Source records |
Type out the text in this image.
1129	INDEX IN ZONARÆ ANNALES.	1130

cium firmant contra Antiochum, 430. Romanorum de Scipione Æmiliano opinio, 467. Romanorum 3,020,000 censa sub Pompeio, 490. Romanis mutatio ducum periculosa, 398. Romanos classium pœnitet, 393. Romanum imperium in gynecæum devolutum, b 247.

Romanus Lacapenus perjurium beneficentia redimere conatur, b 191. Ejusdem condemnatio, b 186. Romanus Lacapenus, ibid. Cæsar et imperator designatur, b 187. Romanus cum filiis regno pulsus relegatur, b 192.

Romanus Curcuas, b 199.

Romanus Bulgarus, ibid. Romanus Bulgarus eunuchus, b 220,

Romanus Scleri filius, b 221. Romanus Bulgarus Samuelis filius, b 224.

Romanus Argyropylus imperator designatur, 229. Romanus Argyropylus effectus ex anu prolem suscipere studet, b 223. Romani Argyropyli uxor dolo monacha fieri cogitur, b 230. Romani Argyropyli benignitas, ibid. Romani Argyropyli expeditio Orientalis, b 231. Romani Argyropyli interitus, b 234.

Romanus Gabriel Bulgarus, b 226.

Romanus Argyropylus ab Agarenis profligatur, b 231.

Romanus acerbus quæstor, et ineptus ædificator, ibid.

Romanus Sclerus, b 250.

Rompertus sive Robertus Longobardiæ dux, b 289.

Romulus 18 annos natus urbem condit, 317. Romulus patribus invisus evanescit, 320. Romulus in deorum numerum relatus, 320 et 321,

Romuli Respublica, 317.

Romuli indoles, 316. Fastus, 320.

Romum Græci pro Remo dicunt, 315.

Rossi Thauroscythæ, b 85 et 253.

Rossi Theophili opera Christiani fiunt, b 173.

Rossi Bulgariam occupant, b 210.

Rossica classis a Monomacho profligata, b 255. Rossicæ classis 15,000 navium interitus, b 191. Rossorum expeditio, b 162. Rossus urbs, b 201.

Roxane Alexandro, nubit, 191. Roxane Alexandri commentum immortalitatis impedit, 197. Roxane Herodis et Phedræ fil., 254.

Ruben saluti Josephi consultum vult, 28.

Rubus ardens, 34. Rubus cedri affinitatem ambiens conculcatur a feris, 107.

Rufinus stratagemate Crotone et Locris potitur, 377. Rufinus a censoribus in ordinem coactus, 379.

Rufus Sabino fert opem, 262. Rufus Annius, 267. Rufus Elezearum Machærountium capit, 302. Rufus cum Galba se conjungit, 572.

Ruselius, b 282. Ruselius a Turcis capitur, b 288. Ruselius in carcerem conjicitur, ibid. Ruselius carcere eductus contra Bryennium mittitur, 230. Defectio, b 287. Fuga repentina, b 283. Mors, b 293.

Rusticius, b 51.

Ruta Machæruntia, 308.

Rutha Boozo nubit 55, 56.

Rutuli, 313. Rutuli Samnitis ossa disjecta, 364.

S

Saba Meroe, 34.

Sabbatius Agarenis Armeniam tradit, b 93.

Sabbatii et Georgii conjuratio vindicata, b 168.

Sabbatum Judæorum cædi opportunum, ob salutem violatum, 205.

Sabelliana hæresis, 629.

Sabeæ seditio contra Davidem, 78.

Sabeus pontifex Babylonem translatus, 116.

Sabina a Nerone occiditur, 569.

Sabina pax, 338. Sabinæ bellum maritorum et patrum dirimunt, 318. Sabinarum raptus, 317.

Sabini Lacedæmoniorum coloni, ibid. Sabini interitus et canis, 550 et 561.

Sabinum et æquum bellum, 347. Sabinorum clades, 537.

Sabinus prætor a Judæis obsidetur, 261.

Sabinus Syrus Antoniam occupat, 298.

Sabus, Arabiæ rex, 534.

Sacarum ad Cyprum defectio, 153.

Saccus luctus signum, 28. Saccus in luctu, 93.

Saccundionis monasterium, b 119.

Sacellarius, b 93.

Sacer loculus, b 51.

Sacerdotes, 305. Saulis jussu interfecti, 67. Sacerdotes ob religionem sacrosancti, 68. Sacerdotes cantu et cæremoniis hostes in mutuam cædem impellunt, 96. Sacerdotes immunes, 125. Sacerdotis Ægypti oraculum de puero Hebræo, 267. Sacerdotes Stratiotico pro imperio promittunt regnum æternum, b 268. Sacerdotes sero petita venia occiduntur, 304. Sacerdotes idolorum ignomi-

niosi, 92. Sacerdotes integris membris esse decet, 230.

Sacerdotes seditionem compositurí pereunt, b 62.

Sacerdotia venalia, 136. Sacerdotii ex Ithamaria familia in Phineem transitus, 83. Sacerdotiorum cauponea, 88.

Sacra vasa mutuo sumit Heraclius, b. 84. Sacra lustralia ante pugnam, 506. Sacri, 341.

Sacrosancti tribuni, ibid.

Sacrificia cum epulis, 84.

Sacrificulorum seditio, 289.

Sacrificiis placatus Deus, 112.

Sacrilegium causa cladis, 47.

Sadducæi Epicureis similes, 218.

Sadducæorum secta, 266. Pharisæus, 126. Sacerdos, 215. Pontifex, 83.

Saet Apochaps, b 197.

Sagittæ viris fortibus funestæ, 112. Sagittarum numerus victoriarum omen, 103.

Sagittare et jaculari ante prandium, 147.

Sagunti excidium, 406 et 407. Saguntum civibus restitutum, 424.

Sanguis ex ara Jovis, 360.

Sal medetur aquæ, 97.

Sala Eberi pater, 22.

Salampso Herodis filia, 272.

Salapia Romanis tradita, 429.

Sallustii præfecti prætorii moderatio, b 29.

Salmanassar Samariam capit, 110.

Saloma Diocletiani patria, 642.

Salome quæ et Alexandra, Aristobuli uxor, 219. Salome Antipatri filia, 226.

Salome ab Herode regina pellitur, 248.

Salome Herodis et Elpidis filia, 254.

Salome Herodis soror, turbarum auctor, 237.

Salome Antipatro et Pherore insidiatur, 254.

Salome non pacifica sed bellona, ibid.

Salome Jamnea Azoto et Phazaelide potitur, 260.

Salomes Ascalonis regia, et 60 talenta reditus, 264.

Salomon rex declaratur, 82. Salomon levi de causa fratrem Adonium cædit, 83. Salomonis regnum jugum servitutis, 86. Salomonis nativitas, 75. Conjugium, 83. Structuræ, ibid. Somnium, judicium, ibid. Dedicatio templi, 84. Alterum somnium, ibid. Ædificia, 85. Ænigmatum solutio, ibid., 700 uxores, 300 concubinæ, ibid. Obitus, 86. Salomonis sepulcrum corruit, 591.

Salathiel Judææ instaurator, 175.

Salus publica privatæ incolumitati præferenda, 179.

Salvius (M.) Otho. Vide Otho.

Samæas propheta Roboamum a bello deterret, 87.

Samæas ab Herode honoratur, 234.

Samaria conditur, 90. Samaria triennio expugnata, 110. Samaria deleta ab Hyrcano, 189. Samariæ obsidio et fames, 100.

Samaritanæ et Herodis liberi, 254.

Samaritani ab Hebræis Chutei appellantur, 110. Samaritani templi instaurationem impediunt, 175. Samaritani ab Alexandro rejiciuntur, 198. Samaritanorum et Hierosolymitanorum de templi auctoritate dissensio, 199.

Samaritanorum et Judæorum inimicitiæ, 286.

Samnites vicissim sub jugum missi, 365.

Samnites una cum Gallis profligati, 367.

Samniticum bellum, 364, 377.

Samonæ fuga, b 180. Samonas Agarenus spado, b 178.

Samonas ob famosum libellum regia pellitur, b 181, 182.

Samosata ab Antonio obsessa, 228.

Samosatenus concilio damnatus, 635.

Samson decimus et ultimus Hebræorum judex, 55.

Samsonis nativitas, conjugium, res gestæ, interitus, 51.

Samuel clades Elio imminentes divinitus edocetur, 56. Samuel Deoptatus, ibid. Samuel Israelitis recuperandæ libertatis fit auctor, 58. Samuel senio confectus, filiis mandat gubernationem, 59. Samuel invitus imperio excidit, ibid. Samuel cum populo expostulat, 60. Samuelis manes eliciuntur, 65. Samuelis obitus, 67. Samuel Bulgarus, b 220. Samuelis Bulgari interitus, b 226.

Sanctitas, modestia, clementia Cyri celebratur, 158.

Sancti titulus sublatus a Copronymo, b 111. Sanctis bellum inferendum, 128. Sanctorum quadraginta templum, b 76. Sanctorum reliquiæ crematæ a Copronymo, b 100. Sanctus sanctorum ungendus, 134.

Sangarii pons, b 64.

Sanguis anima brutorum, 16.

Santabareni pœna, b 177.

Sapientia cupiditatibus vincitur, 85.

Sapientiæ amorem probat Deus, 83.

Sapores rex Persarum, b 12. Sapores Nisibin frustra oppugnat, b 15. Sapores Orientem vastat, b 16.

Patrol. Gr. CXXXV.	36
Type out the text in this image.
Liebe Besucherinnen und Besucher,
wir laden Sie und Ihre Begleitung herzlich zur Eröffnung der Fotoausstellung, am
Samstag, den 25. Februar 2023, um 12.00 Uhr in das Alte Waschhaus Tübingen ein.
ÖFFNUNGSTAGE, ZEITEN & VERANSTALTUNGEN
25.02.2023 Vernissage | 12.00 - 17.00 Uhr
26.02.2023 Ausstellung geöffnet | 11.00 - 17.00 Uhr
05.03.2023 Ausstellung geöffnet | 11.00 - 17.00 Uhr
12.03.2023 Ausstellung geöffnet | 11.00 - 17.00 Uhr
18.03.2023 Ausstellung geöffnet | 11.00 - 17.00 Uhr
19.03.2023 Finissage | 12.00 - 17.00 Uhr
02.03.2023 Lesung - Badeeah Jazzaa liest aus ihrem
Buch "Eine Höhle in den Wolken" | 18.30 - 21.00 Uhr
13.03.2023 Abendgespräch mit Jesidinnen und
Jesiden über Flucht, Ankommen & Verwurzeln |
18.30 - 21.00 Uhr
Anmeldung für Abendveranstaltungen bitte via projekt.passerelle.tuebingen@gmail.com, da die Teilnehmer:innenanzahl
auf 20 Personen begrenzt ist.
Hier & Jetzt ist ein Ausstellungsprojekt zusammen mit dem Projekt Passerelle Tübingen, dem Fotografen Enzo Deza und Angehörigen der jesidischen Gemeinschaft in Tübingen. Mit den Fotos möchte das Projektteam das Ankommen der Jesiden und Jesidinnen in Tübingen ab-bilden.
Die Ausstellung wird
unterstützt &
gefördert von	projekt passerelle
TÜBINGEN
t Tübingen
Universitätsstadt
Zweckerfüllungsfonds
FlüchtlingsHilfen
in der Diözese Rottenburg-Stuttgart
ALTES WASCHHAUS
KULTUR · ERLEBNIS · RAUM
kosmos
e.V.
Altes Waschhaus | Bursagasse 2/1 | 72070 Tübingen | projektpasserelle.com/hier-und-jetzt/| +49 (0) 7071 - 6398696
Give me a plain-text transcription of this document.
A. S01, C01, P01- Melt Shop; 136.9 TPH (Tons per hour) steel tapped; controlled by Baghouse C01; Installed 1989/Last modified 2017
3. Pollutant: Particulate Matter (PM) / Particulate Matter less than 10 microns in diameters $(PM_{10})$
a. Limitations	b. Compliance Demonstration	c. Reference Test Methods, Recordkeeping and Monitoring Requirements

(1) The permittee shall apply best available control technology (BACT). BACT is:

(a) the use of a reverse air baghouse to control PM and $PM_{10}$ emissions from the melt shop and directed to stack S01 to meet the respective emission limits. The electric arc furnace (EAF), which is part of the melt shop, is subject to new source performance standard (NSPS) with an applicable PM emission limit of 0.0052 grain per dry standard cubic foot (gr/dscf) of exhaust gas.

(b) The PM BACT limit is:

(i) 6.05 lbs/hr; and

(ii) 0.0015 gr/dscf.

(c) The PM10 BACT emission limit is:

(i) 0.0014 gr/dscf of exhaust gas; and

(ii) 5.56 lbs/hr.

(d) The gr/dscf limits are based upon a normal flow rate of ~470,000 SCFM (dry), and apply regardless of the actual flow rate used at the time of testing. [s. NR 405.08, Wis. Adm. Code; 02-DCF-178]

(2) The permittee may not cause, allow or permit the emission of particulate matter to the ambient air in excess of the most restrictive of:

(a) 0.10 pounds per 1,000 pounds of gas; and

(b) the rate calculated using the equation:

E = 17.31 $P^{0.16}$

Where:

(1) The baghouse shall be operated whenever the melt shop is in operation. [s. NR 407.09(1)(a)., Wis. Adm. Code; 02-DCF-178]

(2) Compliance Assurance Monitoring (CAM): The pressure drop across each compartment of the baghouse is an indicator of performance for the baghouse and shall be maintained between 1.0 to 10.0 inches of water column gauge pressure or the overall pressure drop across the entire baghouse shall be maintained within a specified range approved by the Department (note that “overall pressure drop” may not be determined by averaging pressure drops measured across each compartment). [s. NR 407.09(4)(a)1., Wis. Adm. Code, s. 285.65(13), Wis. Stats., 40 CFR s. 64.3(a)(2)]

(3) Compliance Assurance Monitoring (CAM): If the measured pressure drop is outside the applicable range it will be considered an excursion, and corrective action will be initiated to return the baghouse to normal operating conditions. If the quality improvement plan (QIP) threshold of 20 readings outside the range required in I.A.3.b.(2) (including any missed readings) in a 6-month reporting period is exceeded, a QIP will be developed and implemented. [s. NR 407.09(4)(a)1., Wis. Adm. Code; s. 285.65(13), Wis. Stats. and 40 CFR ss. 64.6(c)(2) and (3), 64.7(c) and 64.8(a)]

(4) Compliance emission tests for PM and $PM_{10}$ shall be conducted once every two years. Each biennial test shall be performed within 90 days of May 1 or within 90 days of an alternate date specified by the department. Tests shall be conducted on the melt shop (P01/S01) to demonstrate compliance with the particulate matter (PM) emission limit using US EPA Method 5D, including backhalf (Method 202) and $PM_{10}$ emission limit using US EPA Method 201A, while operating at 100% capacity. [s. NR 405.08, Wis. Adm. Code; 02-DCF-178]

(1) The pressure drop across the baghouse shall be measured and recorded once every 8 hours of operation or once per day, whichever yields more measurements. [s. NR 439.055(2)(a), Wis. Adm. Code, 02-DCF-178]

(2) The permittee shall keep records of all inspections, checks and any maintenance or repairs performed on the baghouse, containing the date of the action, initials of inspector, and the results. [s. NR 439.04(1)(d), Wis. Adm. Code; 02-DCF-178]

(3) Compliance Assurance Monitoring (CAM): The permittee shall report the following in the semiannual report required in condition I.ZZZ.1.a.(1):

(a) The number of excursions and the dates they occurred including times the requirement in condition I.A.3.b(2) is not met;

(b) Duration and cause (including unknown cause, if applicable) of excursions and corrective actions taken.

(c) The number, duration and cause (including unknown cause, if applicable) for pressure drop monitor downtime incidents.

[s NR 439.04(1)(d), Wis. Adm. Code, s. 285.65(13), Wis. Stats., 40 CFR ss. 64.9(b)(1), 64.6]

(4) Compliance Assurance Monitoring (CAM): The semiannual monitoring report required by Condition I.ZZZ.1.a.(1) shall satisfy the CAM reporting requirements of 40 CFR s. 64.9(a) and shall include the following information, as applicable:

EXERCISE PROMPT |
Show all lines in the entries above where the string "pellitur" appears.

THE OUTPUT |
Salome ab Herode regina pellitur, 248.
Samonas ob famosum libellum regia pellitur, b 181, 182.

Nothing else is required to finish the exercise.